Scan the data below and pick out the lines containing the word "VESTING".
● ● ●
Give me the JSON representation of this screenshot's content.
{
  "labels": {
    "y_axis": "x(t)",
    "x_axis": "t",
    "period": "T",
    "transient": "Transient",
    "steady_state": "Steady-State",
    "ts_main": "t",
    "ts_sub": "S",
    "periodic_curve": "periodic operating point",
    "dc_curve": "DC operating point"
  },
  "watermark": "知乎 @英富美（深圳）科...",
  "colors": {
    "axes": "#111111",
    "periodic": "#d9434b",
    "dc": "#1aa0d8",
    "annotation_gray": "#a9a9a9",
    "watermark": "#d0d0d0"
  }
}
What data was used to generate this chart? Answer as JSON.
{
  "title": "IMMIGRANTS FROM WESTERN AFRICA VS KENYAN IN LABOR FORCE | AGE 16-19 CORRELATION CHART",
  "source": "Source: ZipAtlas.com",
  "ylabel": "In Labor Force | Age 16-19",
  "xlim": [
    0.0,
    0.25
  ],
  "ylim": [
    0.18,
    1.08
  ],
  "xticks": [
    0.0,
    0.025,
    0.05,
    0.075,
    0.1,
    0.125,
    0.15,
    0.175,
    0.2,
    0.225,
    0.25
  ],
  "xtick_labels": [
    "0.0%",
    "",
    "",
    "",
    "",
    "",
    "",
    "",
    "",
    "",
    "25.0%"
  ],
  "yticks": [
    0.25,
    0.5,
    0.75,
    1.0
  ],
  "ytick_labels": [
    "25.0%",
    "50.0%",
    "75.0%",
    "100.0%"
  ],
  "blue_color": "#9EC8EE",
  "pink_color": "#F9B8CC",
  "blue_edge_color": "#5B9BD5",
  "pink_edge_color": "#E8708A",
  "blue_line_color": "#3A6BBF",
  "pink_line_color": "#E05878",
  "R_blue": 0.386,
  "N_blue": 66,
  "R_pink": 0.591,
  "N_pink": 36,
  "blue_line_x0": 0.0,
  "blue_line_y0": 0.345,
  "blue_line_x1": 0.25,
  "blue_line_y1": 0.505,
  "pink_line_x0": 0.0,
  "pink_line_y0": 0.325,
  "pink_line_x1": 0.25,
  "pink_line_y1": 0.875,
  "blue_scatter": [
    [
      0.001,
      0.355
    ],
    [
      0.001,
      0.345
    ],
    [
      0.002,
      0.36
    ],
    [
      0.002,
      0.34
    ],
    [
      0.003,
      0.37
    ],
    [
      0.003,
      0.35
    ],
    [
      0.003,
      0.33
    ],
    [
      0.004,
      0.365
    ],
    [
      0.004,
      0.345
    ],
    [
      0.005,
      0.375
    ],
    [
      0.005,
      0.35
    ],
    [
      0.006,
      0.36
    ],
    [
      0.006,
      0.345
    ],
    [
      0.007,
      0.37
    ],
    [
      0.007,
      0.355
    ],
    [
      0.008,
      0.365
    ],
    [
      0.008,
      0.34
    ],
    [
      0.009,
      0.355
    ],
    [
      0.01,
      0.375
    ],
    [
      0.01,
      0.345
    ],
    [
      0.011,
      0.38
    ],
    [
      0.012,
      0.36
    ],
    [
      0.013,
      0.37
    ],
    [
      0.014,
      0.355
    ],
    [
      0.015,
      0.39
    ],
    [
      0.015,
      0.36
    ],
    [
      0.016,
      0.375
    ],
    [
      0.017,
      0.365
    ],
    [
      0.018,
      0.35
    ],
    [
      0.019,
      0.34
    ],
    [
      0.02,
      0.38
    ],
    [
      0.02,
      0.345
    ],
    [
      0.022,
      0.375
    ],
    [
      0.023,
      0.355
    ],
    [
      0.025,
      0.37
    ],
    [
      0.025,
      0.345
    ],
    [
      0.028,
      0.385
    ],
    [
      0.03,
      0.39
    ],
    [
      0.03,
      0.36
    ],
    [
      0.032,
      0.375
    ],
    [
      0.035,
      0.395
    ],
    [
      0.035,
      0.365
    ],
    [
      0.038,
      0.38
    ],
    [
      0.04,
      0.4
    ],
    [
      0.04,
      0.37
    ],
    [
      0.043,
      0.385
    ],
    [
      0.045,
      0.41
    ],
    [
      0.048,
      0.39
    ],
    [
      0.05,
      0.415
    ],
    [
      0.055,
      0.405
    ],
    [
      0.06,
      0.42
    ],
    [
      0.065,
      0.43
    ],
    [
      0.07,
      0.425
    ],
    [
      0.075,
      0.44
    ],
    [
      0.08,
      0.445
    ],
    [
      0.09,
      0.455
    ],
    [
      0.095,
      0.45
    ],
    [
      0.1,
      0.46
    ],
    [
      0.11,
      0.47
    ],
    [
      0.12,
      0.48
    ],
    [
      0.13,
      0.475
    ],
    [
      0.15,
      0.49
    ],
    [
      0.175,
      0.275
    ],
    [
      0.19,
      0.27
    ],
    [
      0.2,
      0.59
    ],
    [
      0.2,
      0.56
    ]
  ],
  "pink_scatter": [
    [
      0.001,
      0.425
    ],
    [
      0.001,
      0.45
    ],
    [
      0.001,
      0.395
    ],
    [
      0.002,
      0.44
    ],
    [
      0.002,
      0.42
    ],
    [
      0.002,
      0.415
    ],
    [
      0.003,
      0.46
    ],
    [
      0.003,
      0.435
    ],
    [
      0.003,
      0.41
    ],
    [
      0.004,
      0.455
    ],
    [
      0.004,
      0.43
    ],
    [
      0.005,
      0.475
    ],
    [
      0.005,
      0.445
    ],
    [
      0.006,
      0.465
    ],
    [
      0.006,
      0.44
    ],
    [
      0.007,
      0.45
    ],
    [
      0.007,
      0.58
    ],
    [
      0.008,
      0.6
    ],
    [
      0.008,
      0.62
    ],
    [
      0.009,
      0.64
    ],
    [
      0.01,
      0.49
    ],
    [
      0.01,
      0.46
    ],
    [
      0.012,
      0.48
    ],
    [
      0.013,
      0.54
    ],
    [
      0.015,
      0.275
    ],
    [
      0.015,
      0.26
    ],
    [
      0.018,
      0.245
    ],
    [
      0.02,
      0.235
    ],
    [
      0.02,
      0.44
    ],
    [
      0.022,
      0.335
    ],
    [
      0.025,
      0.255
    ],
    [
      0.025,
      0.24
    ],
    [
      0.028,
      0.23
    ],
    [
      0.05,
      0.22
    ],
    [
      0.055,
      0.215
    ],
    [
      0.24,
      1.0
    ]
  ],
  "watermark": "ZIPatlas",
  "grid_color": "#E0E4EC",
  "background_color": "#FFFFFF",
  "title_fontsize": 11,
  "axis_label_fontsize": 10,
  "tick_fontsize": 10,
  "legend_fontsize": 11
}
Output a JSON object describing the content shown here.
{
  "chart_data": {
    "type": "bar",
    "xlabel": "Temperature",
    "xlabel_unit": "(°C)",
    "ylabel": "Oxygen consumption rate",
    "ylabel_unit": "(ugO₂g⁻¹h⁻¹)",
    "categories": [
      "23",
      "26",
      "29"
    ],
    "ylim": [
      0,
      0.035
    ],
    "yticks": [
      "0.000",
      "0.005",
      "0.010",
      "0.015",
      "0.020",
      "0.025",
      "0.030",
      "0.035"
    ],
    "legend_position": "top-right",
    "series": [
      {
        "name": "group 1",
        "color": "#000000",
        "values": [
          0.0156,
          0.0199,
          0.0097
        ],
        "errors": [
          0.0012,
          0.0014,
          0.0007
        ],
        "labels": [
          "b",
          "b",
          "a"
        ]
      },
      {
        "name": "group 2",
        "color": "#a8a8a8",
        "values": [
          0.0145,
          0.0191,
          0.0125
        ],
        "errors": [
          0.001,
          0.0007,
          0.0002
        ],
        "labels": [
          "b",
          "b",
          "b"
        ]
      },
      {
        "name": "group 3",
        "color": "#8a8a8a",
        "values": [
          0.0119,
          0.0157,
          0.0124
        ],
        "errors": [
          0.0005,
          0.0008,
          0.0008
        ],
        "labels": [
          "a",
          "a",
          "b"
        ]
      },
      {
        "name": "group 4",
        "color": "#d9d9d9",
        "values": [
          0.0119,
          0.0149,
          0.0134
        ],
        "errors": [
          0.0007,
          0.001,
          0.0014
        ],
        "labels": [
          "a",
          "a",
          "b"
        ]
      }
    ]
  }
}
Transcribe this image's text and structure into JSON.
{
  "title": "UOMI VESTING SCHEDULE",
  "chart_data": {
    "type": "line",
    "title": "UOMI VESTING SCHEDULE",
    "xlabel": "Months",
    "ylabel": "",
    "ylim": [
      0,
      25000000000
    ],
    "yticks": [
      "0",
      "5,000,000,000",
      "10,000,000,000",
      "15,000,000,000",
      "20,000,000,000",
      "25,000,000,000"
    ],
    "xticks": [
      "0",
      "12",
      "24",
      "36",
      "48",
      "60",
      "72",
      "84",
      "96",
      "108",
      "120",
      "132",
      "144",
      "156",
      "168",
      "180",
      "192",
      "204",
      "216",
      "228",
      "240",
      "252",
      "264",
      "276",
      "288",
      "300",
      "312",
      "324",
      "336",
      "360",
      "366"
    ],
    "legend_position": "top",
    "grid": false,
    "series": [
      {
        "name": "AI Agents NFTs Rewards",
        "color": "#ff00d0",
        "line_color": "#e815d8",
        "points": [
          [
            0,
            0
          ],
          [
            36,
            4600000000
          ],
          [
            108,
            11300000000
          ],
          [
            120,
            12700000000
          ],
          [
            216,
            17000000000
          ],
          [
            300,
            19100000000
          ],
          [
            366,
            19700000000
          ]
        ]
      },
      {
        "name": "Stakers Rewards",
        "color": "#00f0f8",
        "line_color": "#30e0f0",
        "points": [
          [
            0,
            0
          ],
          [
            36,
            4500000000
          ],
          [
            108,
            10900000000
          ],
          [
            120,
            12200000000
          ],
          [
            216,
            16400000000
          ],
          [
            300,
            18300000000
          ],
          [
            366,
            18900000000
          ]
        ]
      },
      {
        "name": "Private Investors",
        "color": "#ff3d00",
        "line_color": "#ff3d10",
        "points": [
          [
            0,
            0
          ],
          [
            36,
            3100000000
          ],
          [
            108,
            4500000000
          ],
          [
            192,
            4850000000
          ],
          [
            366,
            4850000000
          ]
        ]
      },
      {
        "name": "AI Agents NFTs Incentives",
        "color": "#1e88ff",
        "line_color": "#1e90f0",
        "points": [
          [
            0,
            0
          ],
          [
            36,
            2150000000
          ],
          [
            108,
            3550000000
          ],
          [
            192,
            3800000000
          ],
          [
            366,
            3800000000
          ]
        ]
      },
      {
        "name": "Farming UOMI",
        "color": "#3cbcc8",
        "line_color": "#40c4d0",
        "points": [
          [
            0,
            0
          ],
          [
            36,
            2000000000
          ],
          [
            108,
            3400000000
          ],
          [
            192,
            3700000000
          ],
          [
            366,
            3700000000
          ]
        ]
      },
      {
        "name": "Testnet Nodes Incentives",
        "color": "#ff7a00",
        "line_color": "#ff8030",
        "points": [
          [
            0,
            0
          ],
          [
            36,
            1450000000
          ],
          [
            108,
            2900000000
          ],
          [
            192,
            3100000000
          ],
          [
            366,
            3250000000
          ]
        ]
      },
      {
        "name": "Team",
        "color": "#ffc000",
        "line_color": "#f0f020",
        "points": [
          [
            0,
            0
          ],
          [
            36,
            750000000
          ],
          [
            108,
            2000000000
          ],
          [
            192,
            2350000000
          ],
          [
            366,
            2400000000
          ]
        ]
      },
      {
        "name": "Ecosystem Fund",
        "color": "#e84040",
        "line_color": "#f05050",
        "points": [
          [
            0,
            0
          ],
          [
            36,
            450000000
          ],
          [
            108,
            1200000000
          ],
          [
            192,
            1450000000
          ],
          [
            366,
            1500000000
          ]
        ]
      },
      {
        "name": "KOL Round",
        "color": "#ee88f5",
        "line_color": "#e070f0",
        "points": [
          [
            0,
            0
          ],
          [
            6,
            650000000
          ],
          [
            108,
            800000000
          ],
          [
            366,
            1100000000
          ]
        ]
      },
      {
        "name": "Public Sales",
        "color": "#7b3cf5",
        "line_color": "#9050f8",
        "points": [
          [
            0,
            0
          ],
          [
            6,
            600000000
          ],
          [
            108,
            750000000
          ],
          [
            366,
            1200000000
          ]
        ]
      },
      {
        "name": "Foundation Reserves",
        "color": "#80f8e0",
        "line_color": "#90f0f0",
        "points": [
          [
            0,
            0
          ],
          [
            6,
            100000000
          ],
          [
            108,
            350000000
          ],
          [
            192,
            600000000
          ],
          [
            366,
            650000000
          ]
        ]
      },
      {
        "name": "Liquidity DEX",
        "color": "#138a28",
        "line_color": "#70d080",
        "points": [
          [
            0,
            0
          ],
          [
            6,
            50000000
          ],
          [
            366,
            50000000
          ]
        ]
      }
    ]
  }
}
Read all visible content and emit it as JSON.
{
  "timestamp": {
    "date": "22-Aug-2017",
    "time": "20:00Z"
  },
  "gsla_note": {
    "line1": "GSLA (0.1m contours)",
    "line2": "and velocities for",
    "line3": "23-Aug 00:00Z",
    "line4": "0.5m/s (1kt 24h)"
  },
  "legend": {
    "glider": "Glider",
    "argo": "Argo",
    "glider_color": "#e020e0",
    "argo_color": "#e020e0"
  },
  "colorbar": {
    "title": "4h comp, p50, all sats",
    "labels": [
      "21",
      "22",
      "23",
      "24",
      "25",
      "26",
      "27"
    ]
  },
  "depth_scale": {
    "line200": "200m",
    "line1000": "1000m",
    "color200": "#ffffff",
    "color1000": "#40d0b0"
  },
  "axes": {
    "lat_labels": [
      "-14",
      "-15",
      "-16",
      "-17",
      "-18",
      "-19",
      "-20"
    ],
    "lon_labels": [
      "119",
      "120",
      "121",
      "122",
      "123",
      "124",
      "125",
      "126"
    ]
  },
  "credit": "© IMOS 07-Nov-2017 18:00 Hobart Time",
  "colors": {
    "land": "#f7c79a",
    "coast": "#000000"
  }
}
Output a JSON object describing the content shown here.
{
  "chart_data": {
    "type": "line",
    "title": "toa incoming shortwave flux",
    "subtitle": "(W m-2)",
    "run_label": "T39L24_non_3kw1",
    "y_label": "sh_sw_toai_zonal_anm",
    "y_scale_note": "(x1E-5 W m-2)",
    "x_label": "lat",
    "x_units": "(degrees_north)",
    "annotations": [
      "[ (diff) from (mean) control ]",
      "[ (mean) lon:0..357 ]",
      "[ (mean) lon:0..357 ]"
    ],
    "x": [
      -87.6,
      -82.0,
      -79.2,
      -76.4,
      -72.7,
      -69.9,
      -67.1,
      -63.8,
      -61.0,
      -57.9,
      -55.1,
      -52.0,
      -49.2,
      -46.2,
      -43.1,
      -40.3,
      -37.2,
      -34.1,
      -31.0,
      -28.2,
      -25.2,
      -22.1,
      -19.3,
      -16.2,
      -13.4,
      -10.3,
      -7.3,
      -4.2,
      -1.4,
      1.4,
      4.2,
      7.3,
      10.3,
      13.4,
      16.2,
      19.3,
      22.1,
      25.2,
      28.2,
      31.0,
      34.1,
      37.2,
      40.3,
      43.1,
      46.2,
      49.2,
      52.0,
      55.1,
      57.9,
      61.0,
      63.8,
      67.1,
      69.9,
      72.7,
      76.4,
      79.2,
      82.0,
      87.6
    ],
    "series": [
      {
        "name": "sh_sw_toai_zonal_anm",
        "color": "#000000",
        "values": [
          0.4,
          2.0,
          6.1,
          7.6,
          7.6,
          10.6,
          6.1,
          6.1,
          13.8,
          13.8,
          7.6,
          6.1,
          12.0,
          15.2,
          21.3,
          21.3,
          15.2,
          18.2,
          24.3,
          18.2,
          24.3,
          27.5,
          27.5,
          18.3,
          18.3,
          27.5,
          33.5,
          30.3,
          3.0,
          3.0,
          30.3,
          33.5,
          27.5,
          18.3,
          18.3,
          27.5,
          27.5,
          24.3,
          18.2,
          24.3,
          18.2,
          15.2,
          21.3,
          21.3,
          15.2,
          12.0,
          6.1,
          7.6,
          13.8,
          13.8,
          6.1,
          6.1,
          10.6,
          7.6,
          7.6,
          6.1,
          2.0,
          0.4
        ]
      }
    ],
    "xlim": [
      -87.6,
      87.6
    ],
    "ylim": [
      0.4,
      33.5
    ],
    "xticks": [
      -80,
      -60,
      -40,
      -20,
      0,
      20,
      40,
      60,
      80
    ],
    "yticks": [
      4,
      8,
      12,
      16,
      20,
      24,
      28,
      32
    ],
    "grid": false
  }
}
● ● ●
OUTPUT OF THE EXERCISE:
  "title": "UOMI VESTING SCHEDULE",
    "title": "UOMI VESTING SCHEDULE",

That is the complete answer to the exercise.